- _What the task requires_:
Find the word "Bylaws" in the material below and gather every line that contains it.

- _Exercise materials_:

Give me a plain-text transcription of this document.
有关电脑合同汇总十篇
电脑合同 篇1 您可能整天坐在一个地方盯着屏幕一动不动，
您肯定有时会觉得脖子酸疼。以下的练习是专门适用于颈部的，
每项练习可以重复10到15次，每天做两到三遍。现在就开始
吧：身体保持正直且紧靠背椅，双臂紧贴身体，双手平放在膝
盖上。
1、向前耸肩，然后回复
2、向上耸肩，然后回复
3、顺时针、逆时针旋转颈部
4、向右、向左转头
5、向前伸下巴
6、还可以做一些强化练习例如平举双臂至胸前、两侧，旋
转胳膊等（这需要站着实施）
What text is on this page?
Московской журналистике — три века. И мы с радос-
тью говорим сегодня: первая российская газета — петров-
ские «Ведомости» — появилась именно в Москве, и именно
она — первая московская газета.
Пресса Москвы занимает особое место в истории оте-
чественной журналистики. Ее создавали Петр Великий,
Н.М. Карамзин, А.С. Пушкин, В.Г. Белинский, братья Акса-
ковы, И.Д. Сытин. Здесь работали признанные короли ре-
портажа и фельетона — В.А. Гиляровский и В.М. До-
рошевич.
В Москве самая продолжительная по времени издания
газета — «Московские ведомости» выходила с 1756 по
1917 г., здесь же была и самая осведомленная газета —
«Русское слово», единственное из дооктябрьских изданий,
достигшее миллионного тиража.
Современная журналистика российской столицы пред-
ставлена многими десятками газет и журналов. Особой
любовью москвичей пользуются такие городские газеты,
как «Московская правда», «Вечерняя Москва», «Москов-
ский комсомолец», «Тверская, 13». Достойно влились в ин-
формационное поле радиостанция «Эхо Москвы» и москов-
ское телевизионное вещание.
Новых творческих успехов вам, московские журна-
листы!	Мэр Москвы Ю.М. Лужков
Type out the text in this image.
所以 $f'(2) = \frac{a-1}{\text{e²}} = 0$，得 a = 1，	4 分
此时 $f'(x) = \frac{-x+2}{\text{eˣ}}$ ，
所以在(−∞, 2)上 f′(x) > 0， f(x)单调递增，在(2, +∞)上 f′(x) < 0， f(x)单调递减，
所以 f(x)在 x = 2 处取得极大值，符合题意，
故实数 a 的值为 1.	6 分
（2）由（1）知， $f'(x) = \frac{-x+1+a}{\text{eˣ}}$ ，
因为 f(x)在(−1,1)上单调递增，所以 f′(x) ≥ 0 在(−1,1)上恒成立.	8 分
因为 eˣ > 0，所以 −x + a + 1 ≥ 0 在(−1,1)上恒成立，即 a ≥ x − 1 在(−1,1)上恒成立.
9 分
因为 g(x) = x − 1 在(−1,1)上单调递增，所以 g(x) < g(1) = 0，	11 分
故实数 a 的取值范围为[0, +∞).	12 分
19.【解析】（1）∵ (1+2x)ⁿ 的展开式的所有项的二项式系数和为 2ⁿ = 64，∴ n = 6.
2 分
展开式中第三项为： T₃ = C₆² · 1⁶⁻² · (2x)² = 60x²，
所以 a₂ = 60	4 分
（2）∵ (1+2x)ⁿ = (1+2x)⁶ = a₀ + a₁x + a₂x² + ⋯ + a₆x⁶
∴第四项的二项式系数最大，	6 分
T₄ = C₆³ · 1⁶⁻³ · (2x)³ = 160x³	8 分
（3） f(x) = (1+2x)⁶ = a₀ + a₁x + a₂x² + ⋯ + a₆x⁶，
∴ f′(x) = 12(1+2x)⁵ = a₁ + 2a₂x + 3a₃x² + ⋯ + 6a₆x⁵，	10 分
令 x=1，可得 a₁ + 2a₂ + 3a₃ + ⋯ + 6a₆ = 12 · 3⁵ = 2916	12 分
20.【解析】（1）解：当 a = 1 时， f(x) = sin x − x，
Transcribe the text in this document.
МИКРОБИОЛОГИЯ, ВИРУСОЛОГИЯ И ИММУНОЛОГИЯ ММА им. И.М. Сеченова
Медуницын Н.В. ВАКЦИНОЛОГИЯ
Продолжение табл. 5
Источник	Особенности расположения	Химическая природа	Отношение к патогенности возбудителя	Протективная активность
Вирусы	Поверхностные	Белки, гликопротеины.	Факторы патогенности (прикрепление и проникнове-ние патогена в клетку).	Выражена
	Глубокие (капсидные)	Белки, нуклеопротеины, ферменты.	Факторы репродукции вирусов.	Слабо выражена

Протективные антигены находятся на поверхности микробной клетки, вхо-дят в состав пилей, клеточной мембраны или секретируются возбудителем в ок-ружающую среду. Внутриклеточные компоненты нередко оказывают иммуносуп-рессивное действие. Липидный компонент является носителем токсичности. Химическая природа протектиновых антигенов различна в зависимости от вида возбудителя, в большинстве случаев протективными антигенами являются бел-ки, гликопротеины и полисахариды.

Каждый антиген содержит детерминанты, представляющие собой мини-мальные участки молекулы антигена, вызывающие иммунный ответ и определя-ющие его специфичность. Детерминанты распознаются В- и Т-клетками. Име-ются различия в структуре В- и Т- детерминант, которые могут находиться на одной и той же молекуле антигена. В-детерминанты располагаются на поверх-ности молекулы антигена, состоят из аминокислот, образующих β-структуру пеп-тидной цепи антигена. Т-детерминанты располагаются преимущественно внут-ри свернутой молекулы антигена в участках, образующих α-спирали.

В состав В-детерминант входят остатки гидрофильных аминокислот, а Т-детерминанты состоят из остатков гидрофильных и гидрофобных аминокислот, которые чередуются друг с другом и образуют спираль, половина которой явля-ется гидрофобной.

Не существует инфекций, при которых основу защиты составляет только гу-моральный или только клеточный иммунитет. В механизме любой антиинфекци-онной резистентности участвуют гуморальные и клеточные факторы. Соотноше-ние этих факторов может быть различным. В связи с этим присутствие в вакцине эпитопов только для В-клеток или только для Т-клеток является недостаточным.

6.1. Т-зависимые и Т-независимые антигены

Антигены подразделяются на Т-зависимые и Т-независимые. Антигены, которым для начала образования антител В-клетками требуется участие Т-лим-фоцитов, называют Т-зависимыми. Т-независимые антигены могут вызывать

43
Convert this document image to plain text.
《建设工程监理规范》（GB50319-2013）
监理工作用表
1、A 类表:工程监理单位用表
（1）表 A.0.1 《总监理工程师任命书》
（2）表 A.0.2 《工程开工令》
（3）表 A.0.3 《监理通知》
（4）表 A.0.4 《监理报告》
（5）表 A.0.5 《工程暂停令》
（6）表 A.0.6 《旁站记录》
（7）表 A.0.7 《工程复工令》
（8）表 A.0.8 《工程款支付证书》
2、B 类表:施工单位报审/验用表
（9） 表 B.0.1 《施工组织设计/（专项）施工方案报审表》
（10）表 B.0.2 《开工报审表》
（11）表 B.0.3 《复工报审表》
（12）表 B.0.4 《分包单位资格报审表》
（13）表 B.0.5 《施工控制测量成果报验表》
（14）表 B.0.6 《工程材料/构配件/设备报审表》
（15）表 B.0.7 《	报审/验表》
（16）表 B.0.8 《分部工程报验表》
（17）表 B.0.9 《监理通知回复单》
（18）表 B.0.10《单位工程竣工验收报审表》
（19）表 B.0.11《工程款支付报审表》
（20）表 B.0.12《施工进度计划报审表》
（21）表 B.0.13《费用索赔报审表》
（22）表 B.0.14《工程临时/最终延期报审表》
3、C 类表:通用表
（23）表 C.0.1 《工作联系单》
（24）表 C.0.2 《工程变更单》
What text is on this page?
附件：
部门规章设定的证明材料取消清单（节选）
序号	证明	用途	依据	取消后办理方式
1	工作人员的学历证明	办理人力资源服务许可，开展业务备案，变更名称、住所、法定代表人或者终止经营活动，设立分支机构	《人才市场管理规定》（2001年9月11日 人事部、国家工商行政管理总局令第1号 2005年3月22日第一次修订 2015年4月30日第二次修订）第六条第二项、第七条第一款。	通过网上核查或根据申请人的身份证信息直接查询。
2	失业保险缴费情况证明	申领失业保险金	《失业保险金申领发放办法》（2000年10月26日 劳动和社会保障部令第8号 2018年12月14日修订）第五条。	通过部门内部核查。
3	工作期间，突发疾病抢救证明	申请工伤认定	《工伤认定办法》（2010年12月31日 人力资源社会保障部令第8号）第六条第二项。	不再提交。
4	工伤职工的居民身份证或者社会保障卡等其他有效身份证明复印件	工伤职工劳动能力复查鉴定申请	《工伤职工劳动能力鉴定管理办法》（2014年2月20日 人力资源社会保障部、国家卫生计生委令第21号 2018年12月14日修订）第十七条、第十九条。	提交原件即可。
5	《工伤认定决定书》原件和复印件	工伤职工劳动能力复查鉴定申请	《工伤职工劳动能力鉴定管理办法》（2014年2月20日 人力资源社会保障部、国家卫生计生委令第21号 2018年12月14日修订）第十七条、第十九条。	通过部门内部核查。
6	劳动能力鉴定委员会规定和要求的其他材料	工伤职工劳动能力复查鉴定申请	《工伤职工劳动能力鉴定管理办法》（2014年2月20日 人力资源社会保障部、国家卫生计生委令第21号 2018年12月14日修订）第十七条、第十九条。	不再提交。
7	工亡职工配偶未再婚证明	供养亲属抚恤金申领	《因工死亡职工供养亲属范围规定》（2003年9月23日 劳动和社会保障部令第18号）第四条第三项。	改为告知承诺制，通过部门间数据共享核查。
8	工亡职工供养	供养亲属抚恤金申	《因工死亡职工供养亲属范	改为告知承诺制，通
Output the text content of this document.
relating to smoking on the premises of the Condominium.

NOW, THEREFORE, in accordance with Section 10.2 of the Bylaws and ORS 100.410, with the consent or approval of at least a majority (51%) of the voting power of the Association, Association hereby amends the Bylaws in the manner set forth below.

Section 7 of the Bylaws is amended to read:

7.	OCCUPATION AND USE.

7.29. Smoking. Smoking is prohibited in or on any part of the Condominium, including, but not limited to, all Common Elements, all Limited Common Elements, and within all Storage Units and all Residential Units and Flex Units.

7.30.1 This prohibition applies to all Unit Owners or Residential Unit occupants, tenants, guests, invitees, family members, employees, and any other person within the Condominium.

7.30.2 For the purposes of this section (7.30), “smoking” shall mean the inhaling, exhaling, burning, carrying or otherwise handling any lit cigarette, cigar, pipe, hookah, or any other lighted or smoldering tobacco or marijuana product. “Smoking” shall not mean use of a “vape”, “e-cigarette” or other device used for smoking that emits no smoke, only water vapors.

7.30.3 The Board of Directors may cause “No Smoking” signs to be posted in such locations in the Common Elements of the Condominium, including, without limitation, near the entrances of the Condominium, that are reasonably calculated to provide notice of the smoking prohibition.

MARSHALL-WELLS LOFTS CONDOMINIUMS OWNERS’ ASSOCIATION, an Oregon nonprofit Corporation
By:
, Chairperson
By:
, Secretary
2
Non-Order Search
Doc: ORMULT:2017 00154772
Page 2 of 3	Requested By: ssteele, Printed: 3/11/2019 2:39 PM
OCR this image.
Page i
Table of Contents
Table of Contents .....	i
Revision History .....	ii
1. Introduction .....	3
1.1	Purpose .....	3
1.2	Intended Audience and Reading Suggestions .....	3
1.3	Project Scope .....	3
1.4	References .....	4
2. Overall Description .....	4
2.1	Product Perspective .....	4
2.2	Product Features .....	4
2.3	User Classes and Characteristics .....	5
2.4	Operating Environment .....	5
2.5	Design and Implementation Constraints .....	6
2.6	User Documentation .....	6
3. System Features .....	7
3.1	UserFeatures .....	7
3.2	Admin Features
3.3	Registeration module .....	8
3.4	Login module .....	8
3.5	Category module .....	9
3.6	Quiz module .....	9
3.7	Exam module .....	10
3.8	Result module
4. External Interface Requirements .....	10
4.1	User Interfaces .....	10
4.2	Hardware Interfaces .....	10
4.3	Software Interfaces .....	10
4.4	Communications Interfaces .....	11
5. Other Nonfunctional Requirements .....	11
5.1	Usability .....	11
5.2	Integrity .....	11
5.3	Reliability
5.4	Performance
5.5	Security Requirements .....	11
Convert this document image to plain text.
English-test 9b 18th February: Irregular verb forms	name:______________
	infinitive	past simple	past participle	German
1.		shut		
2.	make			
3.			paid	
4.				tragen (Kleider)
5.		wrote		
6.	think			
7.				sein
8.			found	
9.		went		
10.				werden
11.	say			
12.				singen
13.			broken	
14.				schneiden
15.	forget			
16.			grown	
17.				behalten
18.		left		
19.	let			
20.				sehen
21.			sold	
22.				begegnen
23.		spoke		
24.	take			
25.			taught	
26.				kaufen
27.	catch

- _Complete output_:
NOW, THEREFORE, in accordance with Section 10.2 of the Bylaws and ORS 100.410, with the consent or approval of at least a majority (51%) of the voting power of the Association, Association hereby amends the Bylaws in the manner set forth below.
Section 7 of the Bylaws is amended to read:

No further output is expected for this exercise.